**DOCUMENT SEGMENT**
-------------------------
You DO NOT NEED TO PLAY UTOPIA TO HELP ME! Pre-beta is just to see if there are any problems running the executables

Monday, June 23, 2008

I have the best job in the world

I have the best job in the world. Last week I got moved up from a team working on "in market" devices to the team working on brand new devices. It feels like I've been called up to the NHL after a short stint in the AHL.

True I spend long hours at work, but I love every second of it!

Anywho... Im also being flown to England this coming Saturday after my Graduation... It's going to be a very busy week for me.

Saturday, June 14, 2008

Seeker the Dark is Rising

I would rather be raped by an elephant than have to watch that movie again.
I felt like burning my testicles to escape from the pain my eyes were suffering.

This movies only redeeming quality is that Bulimics will appreciate the after-meal regurgitation assistance provided by the cast.

-5 stars.
-------------------------
**PROBLEMS TO SOLVE**
• 1. Answer from the blog excerpt:
(a) Which team was the writer moved up to last week?
(b) To what country is the writer being flown?
(c) What rating does the writer give the movie?
• 2. Carry on the blog excerpt about the writer's job and movie review from the point where it stops.
The entries have nothing to do with this.

**MATERIAL PROVIDED**
-------------------------
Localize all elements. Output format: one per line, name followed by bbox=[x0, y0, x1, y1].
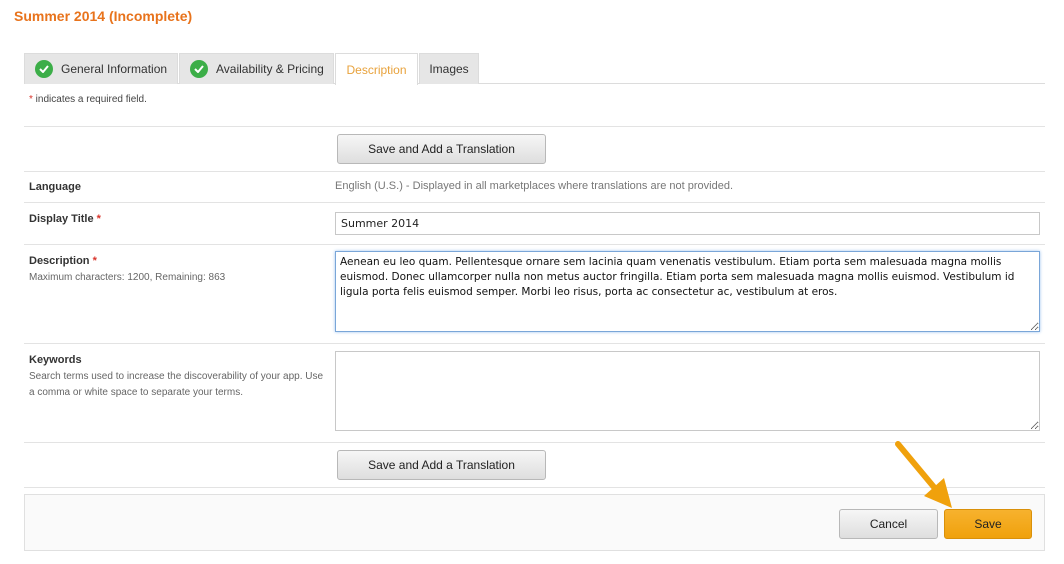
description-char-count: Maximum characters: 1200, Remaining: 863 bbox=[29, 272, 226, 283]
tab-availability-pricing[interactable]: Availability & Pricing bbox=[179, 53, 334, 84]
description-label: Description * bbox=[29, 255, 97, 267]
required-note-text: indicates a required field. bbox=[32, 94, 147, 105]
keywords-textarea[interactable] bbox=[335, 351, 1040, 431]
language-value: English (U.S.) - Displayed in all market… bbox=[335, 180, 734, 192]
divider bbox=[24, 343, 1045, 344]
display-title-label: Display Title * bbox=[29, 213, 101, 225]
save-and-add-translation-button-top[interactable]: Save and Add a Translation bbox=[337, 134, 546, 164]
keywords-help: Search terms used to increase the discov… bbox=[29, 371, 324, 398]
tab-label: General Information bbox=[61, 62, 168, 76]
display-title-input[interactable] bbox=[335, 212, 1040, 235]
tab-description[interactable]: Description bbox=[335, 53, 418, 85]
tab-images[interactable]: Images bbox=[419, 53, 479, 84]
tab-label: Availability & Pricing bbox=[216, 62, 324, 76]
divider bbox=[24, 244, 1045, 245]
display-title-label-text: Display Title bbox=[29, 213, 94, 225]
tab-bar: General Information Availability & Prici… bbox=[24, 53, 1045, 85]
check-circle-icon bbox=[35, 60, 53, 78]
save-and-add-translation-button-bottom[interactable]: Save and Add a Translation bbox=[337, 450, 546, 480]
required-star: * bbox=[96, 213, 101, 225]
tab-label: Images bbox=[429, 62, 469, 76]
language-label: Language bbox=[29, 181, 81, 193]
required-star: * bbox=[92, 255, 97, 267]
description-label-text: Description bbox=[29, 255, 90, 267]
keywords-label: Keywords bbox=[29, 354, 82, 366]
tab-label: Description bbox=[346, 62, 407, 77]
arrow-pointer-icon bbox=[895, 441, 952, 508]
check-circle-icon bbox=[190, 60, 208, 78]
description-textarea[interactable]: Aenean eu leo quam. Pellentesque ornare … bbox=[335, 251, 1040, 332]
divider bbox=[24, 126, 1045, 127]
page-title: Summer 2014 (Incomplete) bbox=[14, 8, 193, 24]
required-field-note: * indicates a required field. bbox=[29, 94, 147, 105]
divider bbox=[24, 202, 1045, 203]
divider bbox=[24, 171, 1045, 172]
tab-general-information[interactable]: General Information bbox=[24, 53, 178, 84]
-------------------------
**OUTPUTS BY TASK**
• 1.
(a) The team working on brand new devices.
(b) England.
(c) -5 stars.

• 2.
Saturday, May 31, 2008

Qt: Utopia Attack Calculator

So why have I been learning Qt... I've been learning Qt because I play an online war game called "Utopia". Utopia used to be really big with 80,000 people playing on it. On Windows a program called Utopia Angel helps players format and calculate their play.

Utopia Angel is created in a language called Delphi (which I know very little about), is completely closed source and does not run on Linux or Mac unless you use VMware or Wine. Brother Green, the main programmer for Angel has said publically that he will not be making a linux/mac port.

Anywho... Utopia is no longer as successful as when I was in highschool. About 20,000 players play the game now, and formatters aren't really as useful as the game shows you some calculations already. However its still been a goal of mine to create an Angel competitor.

Soo... without further adue here is my version 1 of the Open Source Utopia Attack Calculator (OSUAC).



I need to write some Regular Expressions to scrape the Utopia pages to do formatting... but the OSUAC already monitors the system clipboard (hack needed to be done on Linux because X doesn't share the clipboard like Windows or Aqua).

My Goals are these... To call the program a success
Users: 1000+
Community: 3+ developers, 10+ testers
Programmers must have fun developing the application

So anyway... soon I think I should go to sourceforge and figure out how to share the OSUAC... soon meaning whenever I have some spare time from work (53h last week :) )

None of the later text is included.